Problem to work on: Only lines holding the string "deficiency에서" are wanted; copy each one from the material.

-- Begin --

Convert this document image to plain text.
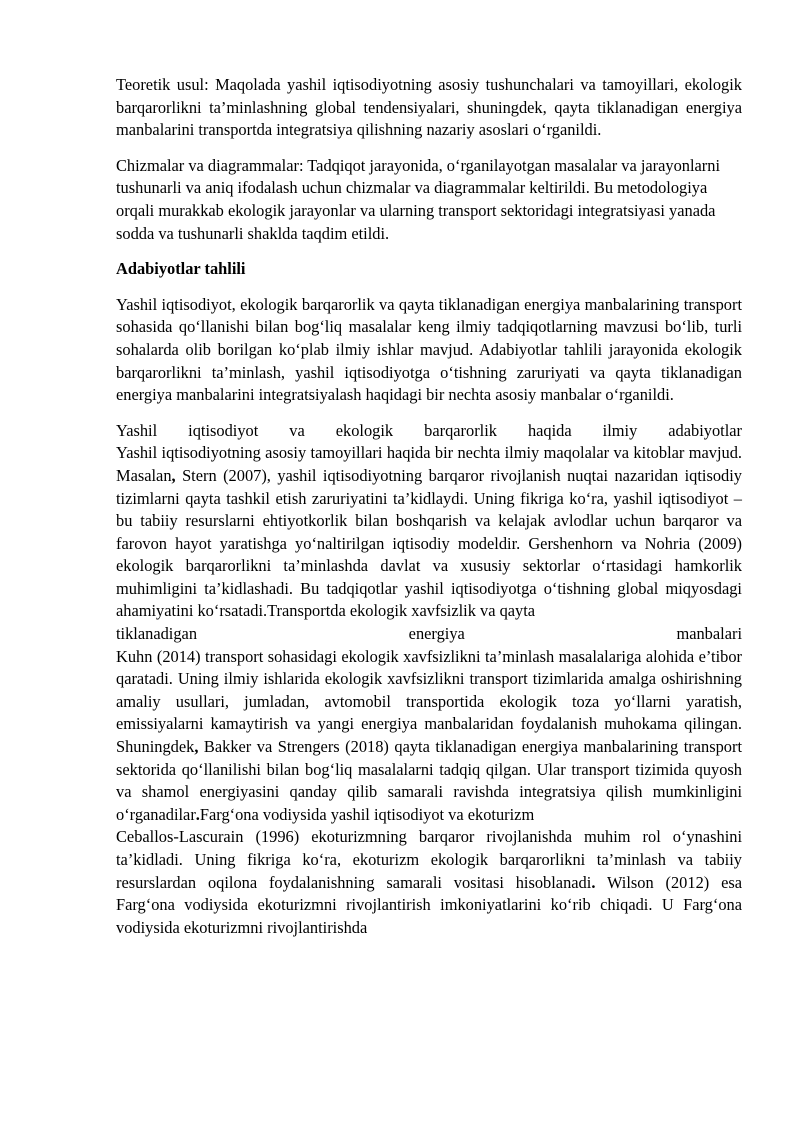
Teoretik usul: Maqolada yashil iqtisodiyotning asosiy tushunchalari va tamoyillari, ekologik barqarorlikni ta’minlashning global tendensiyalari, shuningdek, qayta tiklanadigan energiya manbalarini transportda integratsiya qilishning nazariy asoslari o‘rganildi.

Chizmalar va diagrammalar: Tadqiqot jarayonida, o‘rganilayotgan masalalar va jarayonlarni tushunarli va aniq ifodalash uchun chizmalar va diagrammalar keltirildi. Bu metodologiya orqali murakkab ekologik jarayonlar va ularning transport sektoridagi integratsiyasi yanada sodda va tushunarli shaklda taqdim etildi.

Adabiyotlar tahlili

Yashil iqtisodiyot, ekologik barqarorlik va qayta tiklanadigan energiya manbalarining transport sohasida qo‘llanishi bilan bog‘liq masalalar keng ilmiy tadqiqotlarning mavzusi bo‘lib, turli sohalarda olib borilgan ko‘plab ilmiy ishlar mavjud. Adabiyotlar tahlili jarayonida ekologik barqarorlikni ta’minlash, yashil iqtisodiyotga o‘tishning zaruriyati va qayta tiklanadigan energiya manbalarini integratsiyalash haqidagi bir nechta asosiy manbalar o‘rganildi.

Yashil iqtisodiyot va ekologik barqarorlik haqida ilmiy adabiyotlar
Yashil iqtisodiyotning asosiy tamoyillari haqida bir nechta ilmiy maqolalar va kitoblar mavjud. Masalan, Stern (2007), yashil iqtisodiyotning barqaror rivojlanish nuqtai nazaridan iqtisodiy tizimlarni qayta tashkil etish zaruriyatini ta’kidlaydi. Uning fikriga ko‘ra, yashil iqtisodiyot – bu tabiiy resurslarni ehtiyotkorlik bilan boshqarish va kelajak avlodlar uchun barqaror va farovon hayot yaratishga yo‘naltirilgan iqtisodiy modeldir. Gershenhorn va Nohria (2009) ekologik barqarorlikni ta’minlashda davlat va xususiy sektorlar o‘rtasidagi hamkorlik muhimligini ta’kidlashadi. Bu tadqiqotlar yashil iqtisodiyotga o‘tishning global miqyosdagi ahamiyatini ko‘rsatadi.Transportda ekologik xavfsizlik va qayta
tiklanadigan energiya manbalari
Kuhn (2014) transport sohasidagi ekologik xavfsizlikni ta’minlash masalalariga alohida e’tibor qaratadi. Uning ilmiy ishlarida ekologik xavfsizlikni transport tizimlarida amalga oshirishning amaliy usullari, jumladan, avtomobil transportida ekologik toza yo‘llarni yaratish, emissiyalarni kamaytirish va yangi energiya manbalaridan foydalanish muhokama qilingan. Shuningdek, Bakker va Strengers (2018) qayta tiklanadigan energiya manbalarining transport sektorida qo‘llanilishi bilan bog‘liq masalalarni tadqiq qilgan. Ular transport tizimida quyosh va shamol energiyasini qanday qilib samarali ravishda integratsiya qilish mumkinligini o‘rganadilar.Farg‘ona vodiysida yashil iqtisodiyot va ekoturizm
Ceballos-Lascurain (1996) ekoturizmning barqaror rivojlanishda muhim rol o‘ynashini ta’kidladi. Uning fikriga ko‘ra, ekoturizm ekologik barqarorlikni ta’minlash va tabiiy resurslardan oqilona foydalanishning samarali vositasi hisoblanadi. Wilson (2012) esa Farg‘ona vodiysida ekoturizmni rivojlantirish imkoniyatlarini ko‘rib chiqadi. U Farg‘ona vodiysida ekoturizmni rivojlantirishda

-- End --
-- Begin --

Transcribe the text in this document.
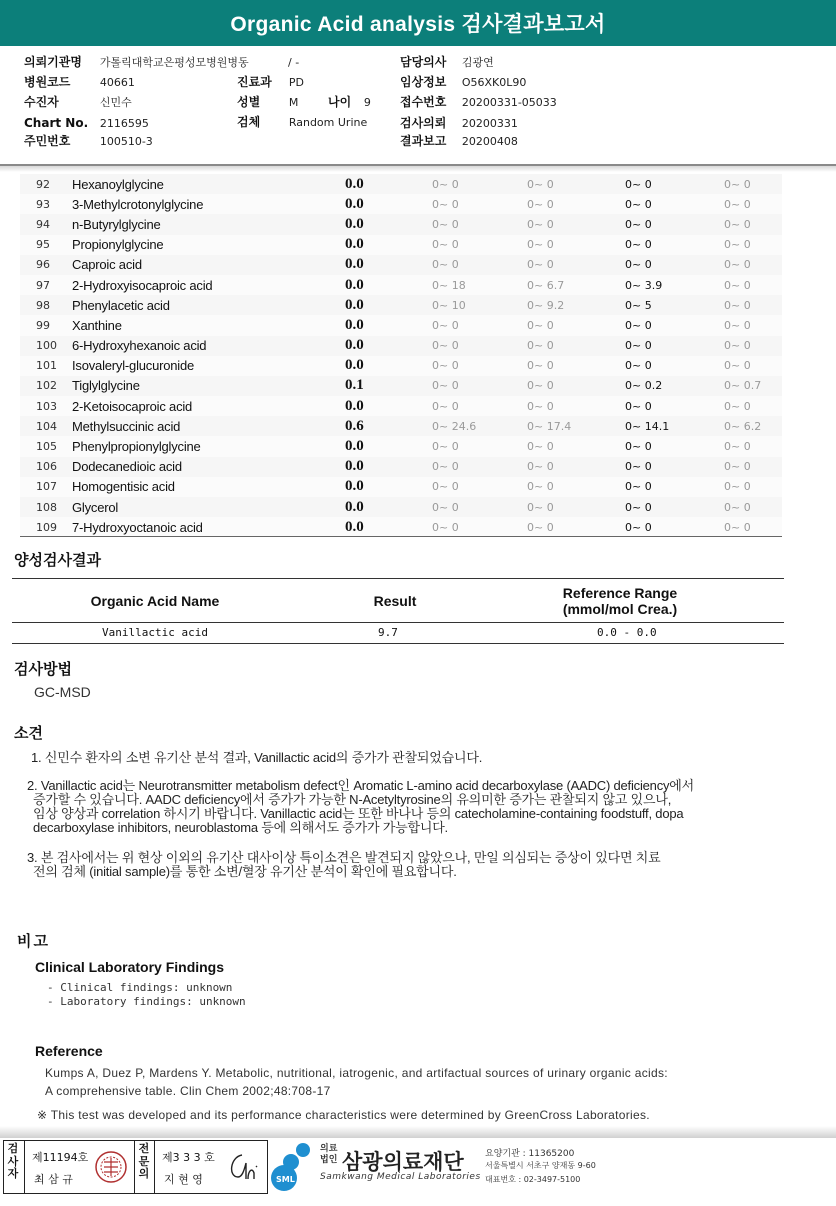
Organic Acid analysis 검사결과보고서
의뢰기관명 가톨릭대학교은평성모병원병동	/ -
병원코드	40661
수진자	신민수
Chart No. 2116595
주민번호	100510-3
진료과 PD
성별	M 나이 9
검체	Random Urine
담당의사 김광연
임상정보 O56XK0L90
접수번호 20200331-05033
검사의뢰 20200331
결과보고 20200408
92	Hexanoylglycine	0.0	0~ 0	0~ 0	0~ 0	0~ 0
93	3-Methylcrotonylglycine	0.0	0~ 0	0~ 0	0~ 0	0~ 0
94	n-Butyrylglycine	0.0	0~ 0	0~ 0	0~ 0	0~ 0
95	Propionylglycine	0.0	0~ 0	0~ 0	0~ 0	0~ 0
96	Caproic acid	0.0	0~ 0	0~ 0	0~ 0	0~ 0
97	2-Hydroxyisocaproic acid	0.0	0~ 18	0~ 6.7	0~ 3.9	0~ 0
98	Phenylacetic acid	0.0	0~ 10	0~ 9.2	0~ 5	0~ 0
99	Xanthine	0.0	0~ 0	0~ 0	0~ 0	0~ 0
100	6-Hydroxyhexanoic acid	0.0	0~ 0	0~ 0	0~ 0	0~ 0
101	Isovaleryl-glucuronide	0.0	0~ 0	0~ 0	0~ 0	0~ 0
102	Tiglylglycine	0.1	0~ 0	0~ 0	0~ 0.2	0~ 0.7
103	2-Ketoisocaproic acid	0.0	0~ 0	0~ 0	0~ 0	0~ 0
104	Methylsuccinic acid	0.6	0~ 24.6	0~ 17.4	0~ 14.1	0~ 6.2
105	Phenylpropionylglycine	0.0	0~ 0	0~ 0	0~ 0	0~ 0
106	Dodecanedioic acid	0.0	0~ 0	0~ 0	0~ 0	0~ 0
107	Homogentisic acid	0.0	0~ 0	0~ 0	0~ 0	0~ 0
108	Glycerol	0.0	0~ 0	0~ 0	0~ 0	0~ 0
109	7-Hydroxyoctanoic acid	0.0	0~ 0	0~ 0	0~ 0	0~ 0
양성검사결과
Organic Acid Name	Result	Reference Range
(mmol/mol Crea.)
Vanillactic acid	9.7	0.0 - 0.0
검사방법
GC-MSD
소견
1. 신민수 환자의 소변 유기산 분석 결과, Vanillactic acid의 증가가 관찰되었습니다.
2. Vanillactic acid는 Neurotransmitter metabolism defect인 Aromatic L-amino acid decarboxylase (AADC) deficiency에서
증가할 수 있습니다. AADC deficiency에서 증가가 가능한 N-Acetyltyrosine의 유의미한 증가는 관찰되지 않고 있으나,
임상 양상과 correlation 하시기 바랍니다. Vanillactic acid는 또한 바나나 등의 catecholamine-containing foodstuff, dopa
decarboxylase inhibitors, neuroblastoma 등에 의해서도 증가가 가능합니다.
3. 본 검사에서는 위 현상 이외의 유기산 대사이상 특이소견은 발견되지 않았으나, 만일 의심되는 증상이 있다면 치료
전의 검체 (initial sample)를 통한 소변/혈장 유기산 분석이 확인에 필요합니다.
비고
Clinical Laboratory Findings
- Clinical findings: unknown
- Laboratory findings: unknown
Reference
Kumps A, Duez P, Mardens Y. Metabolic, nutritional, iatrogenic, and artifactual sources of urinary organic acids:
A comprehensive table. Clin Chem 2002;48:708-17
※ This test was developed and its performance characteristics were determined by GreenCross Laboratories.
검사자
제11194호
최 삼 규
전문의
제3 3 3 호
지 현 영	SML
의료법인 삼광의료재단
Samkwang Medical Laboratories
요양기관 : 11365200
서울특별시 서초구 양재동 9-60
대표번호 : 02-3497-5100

-- End --

Result of this task:
2. Vanillactic acid는 Neurotransmitter metabolism defect인 Aromatic L-amino acid decarboxylase (AADC) deficiency에서
증가할 수 있습니다. AADC deficiency에서 증가가 가능한 N-Acetyltyrosine의 유의미한 증가는 관찰되지 않고 있으나,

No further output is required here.